# Material shown
------------------------------------

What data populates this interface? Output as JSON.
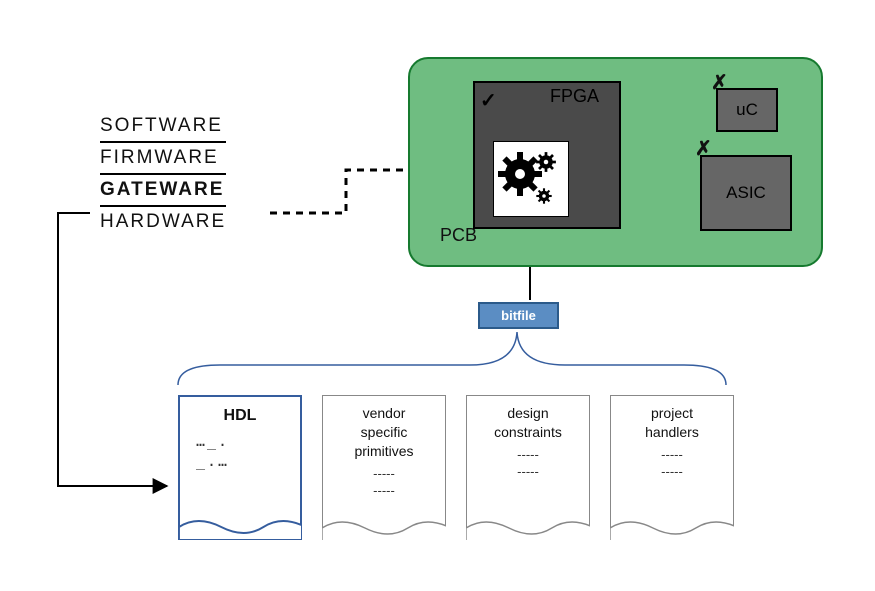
{
  "stack": {
    "l1": "SOFTWARE",
    "l2": "FIRMWARE",
    "l3": "GATEWARE",
    "l4": "HARDWARE"
  },
  "board": {
    "pcb_label": "PCB",
    "fpga_label": "FPGA",
    "uc_label": "uC",
    "asic_label": "ASIC",
    "check": "✓",
    "cross": "✗"
  },
  "bitfile_label": "bitfile",
  "cards": {
    "hdl": {
      "title": "HDL",
      "body": "…_.\n_.…"
    },
    "vendor": {
      "title": "vendor\nspecific\nprimitives",
      "body": "-----\n-----"
    },
    "design": {
      "title": "design\nconstraints",
      "body": "-----\n-----"
    },
    "project": {
      "title": "project\nhandlers",
      "body": "-----\n-----"
    }
  }
}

------------------------------------

# Problem statement
Omit every picture, and otherwise quote the entries exactly.

# Final result
What data populates this interface? Output as JSON.
{
  "stack": {
    "l1": "SOFTWARE",
    "l2": "FIRMWARE",
    "l3": "GATEWARE",
    "l4": "HARDWARE"
  },
  "board": {
    "pcb_label": "PCB",
    "fpga_label": "FPGA",
    "uc_label": "uC",
    "asic_label": "ASIC",
    "check": "✓",
    "cross": "✗"
  },
  "bitfile_label": "bitfile",
  "cards": {
    "hdl": {
      "title": "HDL",
      "body": "…_.\n_.…"
    },
    "vendor": {
      "title": "vendor\nspecific\nprimitives",
      "body": "-----\n-----"
    },
    "design": {
      "title": "design\nconstraints",
      "body": "-----\n-----"
    },
    "project": {
      "title": "project\nhandlers",
      "body": "-----\n-----"
    }
  }
}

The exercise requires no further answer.